# Given data
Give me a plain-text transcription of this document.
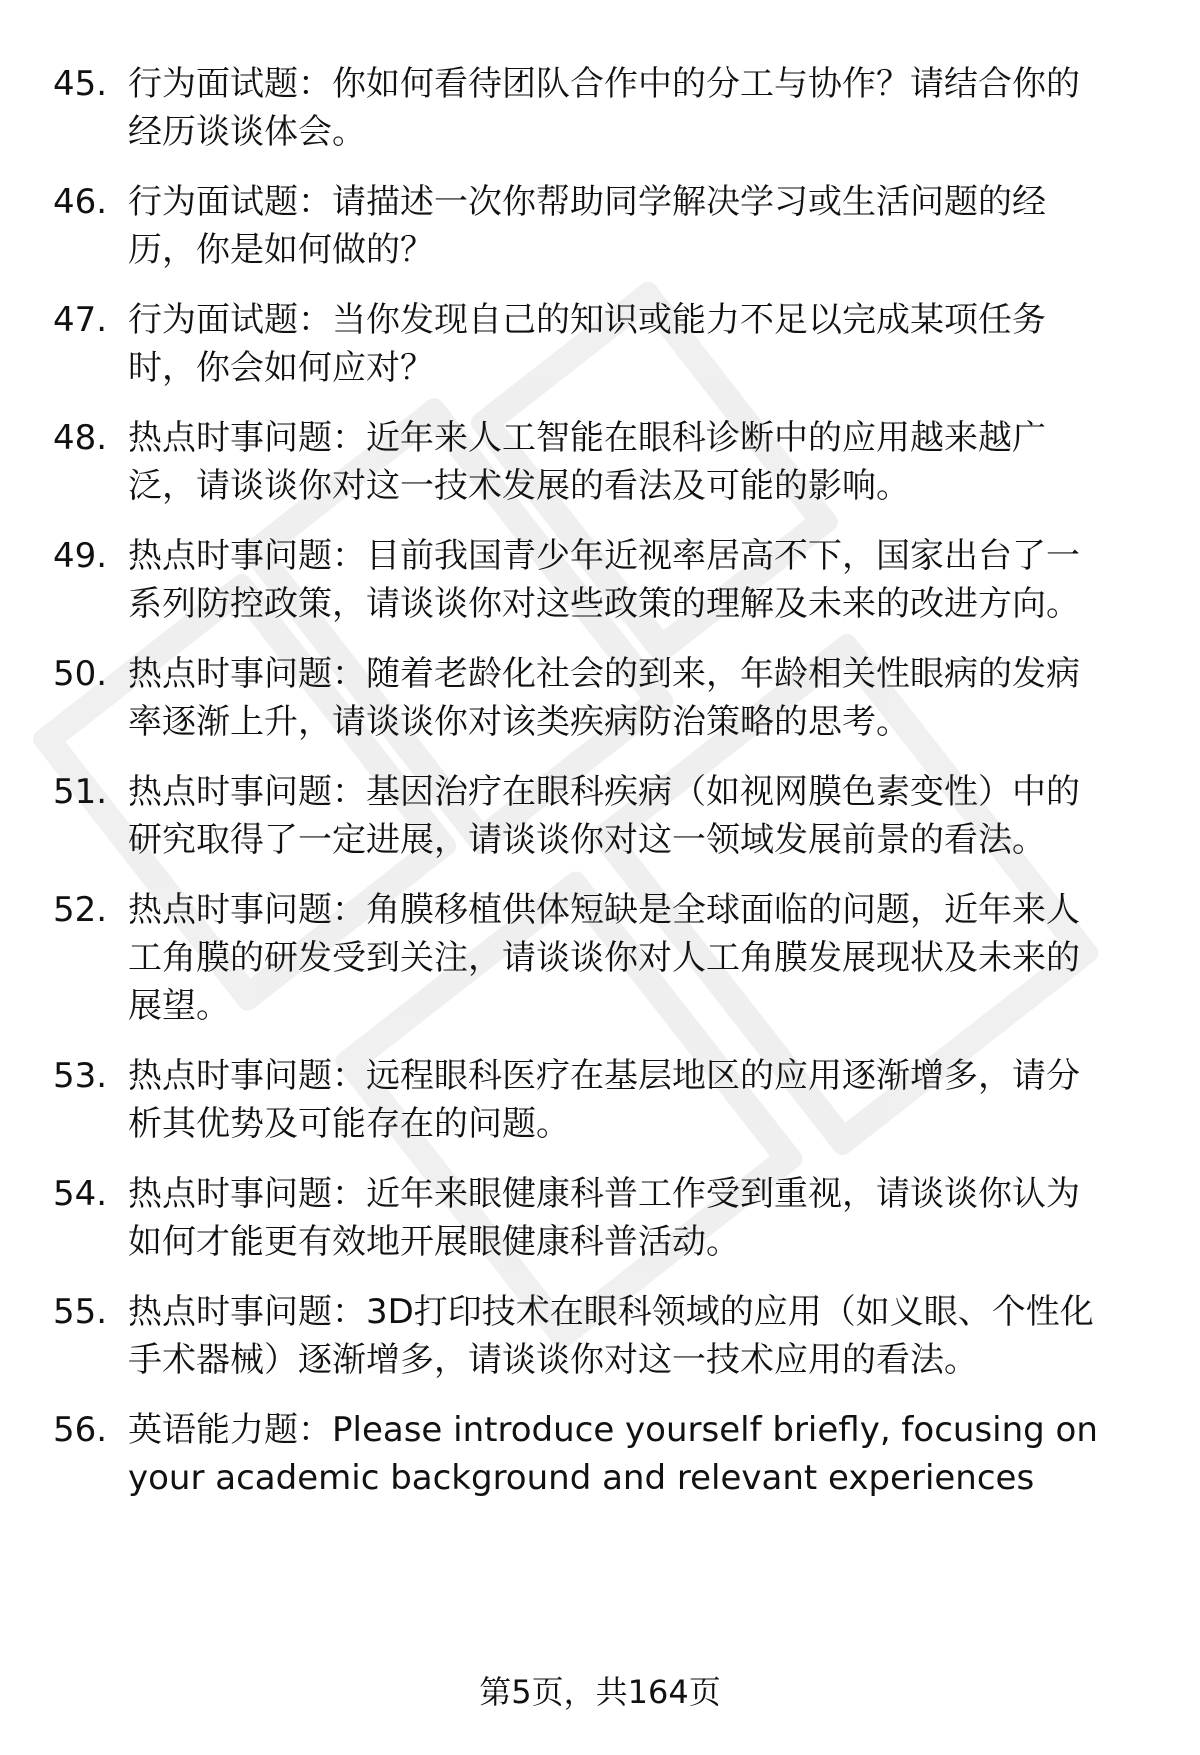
45. 行为面试题：你如何看待团队合作中的分工与协作？请结合你的
经历谈谈体会。
46. 行为面试题：请描述一次你帮助同学解决学习或生活问题的经
历，你是如何做的？
47. 行为面试题：当你发现自己的知识或能力不足以完成某项任务
时，你会如何应对？
48. 热点时事问题：近年来人工智能在眼科诊断中的应用越来越广
泛，请谈谈你对这一技术发展的看法及可能的影响。
49. 热点时事问题：目前我国青少年近视率居高不下，国家出台了一
系列防控政策，请谈谈你对这些政策的理解及未来的改进方向。
50. 热点时事问题：随着老龄化社会的到来，年龄相关性眼病的发病
率逐渐上升，请谈谈你对该类疾病防治策略的思考。
51. 热点时事问题：基因治疗在眼科疾病（如视网膜色素变性）中的
研究取得了一定进展，请谈谈你对这一领域发展前景的看法。
52. 热点时事问题：角膜移植供体短缺是全球面临的问题，近年来人
工角膜的研发受到关注，请谈谈你对人工角膜发展现状及未来的
展望。
53. 热点时事问题：远程眼科医疗在基层地区的应用逐渐增多，请分
析其优势及可能存在的问题。
54. 热点时事问题：近年来眼健康科普工作受到重视，请谈谈你认为
如何才能更有效地开展眼健康科普活动。
55. 热点时事问题：3D打印技术在眼科领域的应用（如义眼、个性化
手术器械）逐渐增多，请谈谈你对这一技术应用的看法。
56. 英语能力题：Please introduce yourself briefly, focusing on
your academic background and relevant experiences
第5页，共164页
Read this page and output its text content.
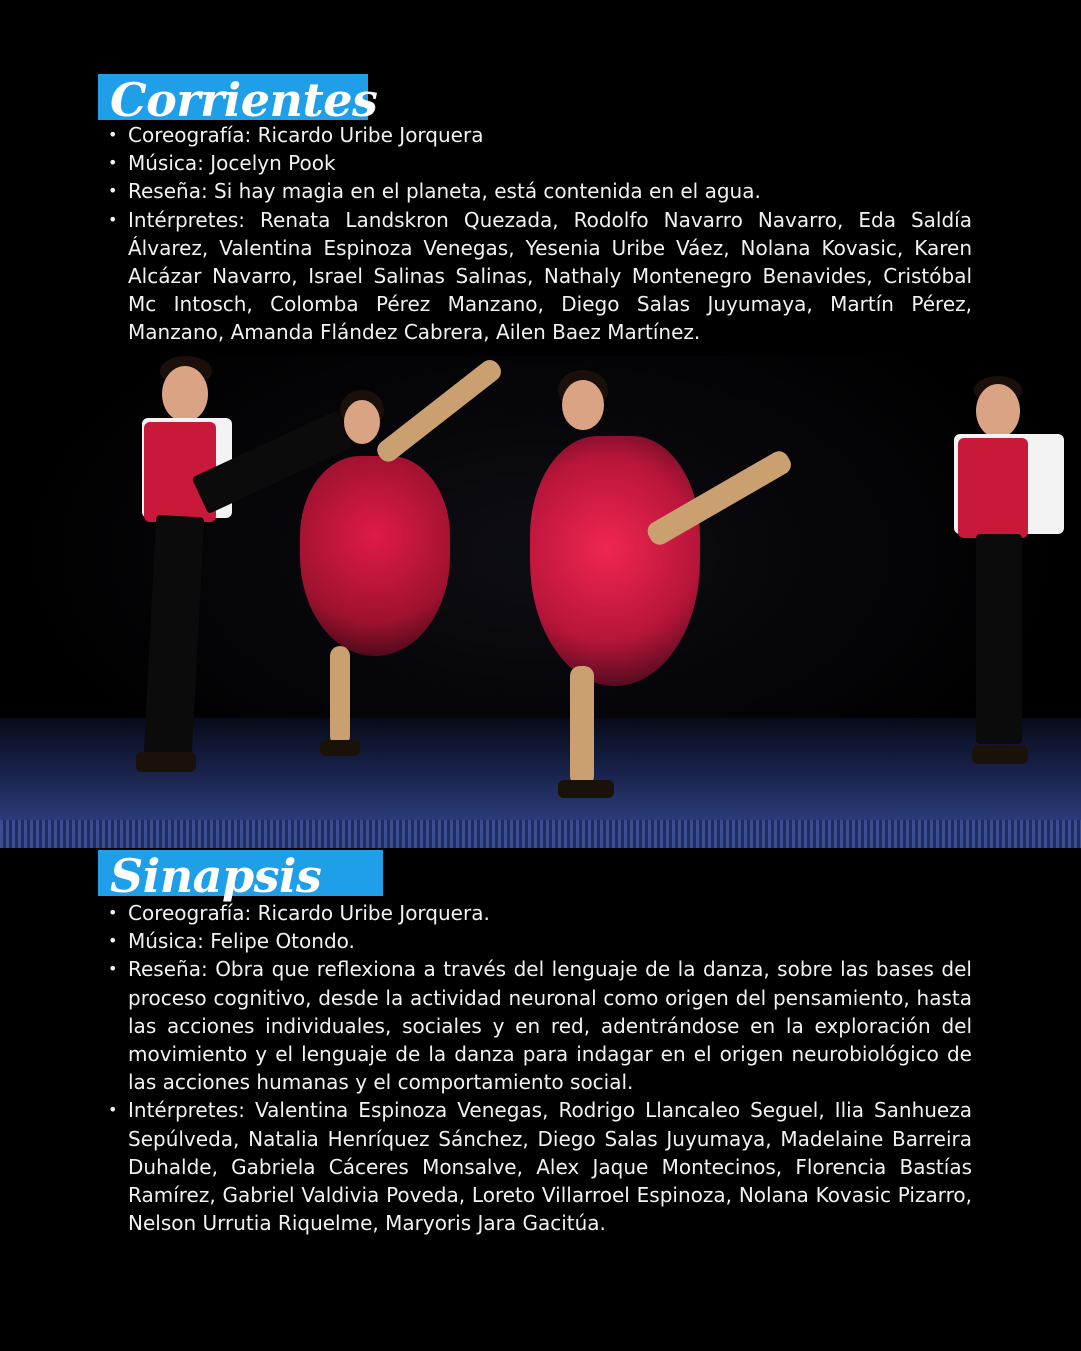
Corrientes
• Coreografía: Ricardo Uribe Jorquera
• Música: Jocelyn Pook
• Reseña: Si hay magia en el planeta, está contenida en el agua.
• Intérpretes: Renata Landskron Quezada, Rodolfo Navarro Navarro, Eda Saldía Álvarez, Valentina Espinoza Venegas, Yesenia Uribe Váez, Nolana Kovasic, Karen Alcázar Navarro, Israel Salinas Salinas, Nathaly Montenegro Benavides, Cristóbal Mc Intosch, Colomba Pérez Manzano, Diego Salas Juyumaya, Martín Pérez, Manzano, Amanda Flández Cabrera, Ailen Baez Martínez.
Sinapsis
• Coreografía: Ricardo Uribe Jorquera.
• Música: Felipe Otondo.
• Reseña: Obra que reflexiona a través del lenguaje de la danza, sobre las bases del proceso cognitivo, desde la actividad neuronal como origen del pensamiento, hasta las acciones individuales, sociales y en red, adentrándose en la exploración del movimiento y el lenguaje de la danza para indagar en el origen neurobiológico de las acciones humanas y el comportamiento social.
• Intérpretes: Valentina Espinoza Venegas, Rodrigo Llancaleo Seguel, Ilia Sanhueza Sepúlveda, Natalia Henríquez Sánchez, Diego Salas Juyumaya, Madelaine Barreira Duhalde, Gabriela Cáceres Monsalve, Alex Jaque Montecinos, Florencia Bastías Ramírez, Gabriel Valdivia Poveda, Loreto Villarroel Espinoza, Nolana Kovasic Pizarro, Nelson Urrutia Riquelme, Maryoris Jara Gacitúa.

# Short task
Copy every line that contains the string "Nolana".

# Answer to the task
• Intérpretes: Renata Landskron Quezada, Rodolfo Navarro Navarro, Eda Saldía Álvarez, Valentina Espinoza Venegas, Yesenia Uribe Váez, Nolana Kovasic, Karen Alcázar Navarro, Israel Salinas Salinas, Nathaly Montenegro Benavides, Cristóbal Mc Intosch, Colomba Pérez Manzano, Diego Salas Juyumaya, Martín Pérez, Manzano, Amanda Flández Cabrera, Ailen Baez Martínez.
• Intérpretes: Valentina Espinoza Venegas, Rodrigo Llancaleo Seguel, Ilia Sanhueza Sepúlveda, Natalia Henríquez Sánchez, Diego Salas Juyumaya, Madelaine Barreira Duhalde, Gabriela Cáceres Monsalve, Alex Jaque Montecinos, Florencia Bastías Ramírez, Gabriel Valdivia Poveda, Loreto Villarroel Espinoza, Nolana Kovasic Pizarro, Nelson Urrutia Riquelme, Maryoris Jara Gacitúa.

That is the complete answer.